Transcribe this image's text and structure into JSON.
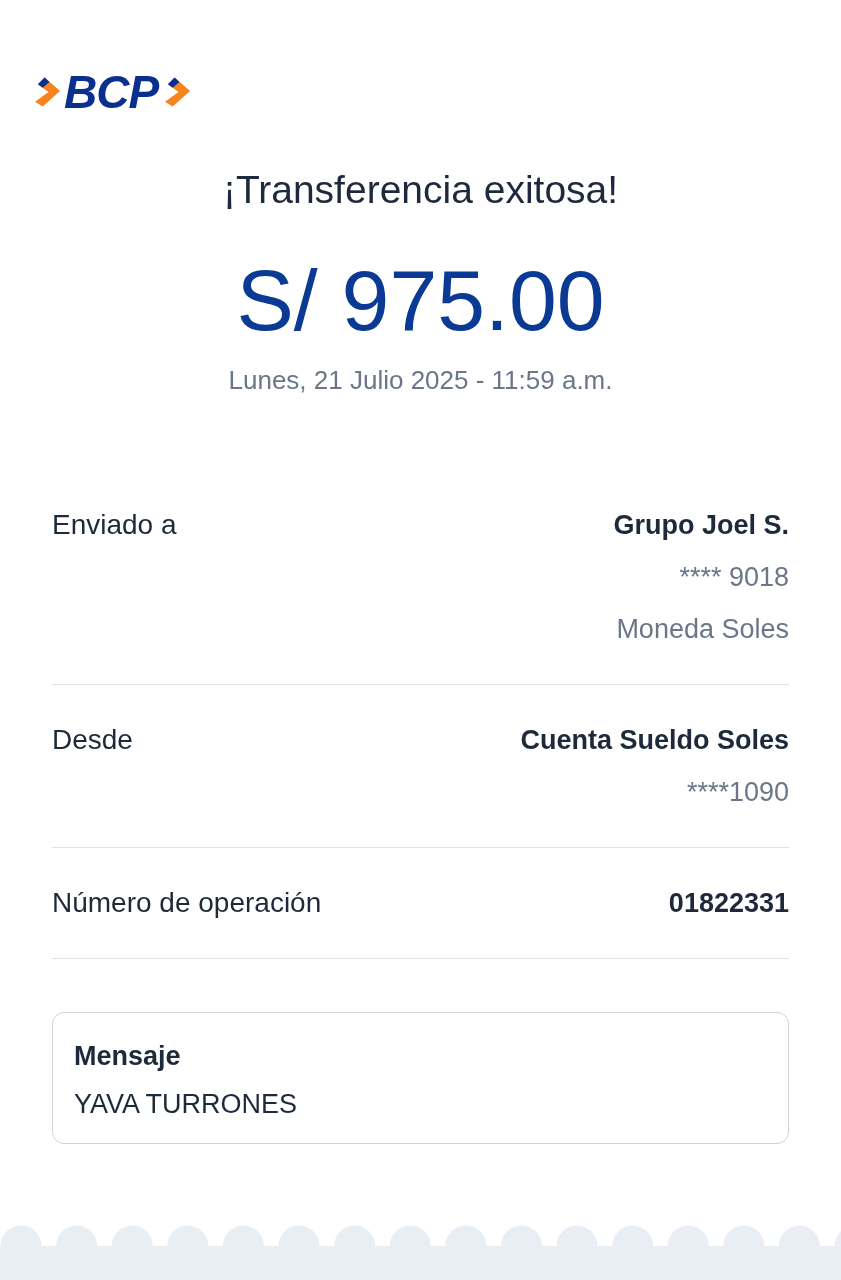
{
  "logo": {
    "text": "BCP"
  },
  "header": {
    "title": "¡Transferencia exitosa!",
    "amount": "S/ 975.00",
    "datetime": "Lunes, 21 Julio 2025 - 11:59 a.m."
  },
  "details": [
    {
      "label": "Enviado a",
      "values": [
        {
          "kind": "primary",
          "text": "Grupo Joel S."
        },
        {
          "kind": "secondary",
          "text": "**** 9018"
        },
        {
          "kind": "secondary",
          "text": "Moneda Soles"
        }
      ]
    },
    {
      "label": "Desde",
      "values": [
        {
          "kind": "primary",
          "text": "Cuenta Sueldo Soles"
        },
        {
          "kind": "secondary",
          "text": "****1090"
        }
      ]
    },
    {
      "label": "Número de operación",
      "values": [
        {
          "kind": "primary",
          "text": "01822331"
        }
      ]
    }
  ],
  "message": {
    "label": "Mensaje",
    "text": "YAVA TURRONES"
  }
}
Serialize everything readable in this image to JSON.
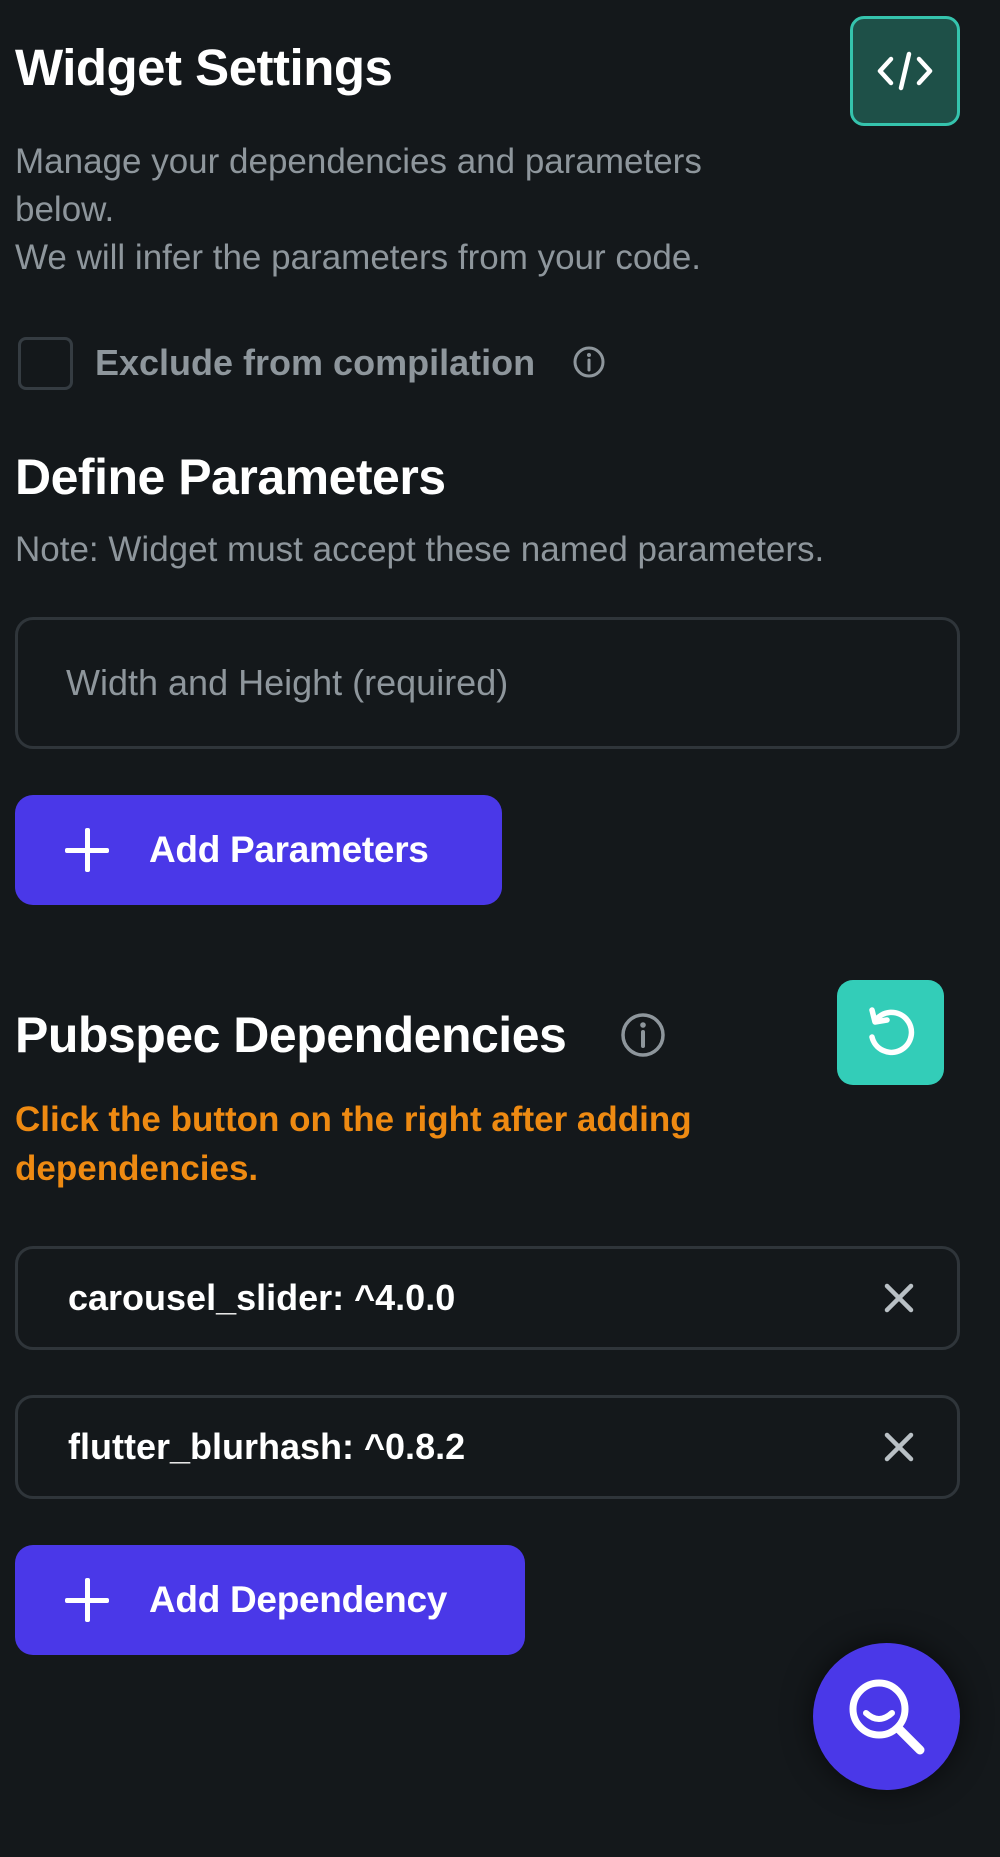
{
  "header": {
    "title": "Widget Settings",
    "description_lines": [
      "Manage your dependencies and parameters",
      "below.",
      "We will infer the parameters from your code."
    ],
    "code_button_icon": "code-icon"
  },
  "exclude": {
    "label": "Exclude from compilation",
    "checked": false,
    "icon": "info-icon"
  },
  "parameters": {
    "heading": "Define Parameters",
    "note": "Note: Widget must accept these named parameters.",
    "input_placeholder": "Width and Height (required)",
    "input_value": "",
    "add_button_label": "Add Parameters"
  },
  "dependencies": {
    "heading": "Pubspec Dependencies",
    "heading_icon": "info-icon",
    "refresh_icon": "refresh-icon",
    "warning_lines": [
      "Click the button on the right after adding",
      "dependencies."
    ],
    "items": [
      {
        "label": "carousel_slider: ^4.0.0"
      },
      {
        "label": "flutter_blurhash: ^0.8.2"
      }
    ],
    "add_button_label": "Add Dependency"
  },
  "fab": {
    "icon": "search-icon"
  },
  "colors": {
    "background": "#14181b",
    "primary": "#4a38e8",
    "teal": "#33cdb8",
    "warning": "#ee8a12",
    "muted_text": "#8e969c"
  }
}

■ WHAT TO DO
Show all lines in the entries above where the word "image" appears.

■ ANSWER TO THE EXERCISE
Transcribe this image's text and structure into JSON.
Serialize everything readable in this image to JSON.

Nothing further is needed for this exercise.